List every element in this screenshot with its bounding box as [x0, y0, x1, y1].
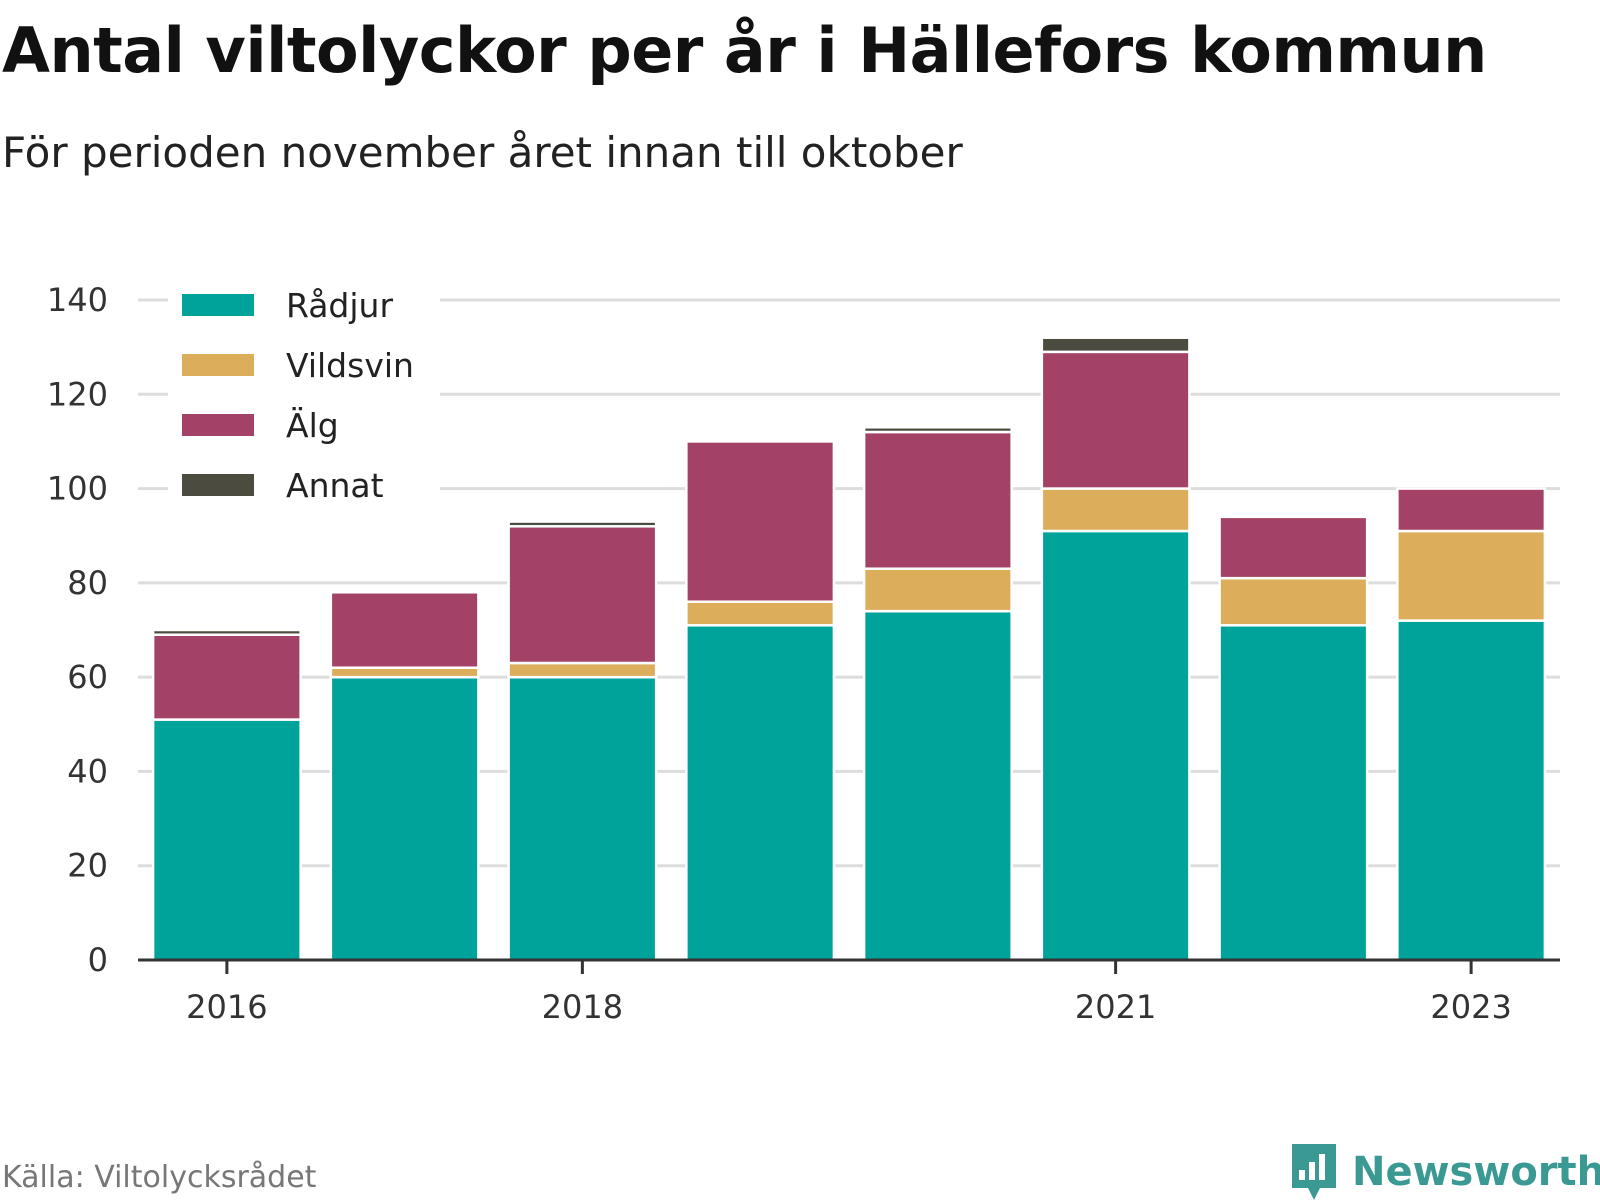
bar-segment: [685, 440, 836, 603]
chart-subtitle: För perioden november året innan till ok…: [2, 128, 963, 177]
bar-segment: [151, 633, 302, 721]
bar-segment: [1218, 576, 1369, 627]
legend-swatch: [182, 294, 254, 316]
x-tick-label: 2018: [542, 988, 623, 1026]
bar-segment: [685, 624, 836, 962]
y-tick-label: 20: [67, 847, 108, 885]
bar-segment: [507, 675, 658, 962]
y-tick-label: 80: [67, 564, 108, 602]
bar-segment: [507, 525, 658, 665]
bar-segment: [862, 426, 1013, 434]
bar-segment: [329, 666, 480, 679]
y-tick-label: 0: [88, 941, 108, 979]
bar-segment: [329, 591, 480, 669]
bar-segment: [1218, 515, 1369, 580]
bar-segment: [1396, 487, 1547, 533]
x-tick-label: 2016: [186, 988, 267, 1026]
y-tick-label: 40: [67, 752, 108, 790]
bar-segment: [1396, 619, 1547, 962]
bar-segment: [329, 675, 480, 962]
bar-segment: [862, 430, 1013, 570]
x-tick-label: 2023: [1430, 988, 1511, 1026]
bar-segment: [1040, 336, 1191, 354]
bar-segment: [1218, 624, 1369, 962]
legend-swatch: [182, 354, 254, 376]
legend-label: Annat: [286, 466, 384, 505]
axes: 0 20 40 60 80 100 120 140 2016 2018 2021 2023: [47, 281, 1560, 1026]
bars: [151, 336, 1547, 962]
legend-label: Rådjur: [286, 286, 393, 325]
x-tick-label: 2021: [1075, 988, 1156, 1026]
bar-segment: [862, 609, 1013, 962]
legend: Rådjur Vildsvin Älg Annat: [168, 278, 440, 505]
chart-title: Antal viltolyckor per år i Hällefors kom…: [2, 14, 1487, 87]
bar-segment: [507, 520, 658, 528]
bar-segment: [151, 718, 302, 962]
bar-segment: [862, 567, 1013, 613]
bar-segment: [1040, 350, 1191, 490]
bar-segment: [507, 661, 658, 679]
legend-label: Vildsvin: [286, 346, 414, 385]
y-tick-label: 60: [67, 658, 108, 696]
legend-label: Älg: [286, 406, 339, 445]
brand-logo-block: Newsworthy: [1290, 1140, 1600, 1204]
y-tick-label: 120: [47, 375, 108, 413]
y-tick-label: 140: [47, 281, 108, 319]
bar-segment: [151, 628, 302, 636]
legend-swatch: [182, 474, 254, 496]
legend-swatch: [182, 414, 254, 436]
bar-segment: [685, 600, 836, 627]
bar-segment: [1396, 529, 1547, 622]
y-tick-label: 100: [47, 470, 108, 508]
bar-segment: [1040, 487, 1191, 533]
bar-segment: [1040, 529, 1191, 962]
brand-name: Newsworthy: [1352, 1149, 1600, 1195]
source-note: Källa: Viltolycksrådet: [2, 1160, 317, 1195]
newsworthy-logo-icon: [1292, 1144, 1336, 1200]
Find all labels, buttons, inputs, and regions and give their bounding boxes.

• _TASK REQUIREMENTS_
Rewrite as a numbered list the lines beginning with the line containing "bar-segment: [685, 440, 836, 603]" and ending after the line containing "legend: Rådjur Vildsvin", leaving out any blank lines.

• _ANSWER TO THE TASK_
1. bar-segment: [685, 440, 836, 603]
2. chart-subtitle: För perioden november året innan till ok…: [2, 128, 963, 177]
3. bar-segment: [151, 633, 302, 721]
4. bar-segment: [1218, 576, 1369, 627]
5. legend-swatch: [182, 294, 254, 316]
6. x-tick-label: 2018: [542, 988, 623, 1026]
7. bar-segment: [685, 624, 836, 962]
8. y-tick-label: 20: [67, 847, 108, 885]
9. bar-segment: [507, 675, 658, 962]
10. y-tick-label: 80: [67, 564, 108, 602]
11. bar-segment: [507, 525, 658, 665]
12. bar-segment: [862, 426, 1013, 434]
13. bar-segment: [329, 666, 480, 679]
14. y-tick-label: 0: [88, 941, 108, 979]
15. bar-segment: [329, 591, 480, 669]
16. bar-segment: [1218, 515, 1369, 580]
17. bar-segment: [1396, 487, 1547, 533]
18. x-tick-label: 2016: [186, 988, 267, 1026]
19. y-tick-label: 40: [67, 752, 108, 790]
20. bar-segment: [1396, 619, 1547, 962]
21. bar-segment: [329, 675, 480, 962]
22. bar-segment: [862, 430, 1013, 570]
23. x-tick-label: 2023: [1430, 988, 1511, 1026]
24. bar-segment: [1040, 336, 1191, 354]
25. bar-segment: [1218, 624, 1369, 962]
26. legend-swatch: [182, 354, 254, 376]
27. legend-label: Annat: [286, 466, 384, 505]
28. axes: 0 20 40 60 80 100 120 140 2016 2018 2021 2023: [47, 281, 1560, 1026]
29. bars: [151, 336, 1547, 962]
30. legend-label: Rådjur: [286, 286, 393, 325]
31. x-tick-label: 2021: [1075, 988, 1156, 1026]
32. bar-segment: [862, 609, 1013, 962]
33. legend: Rådjur Vildsvin Älg Annat: [168, 278, 440, 505]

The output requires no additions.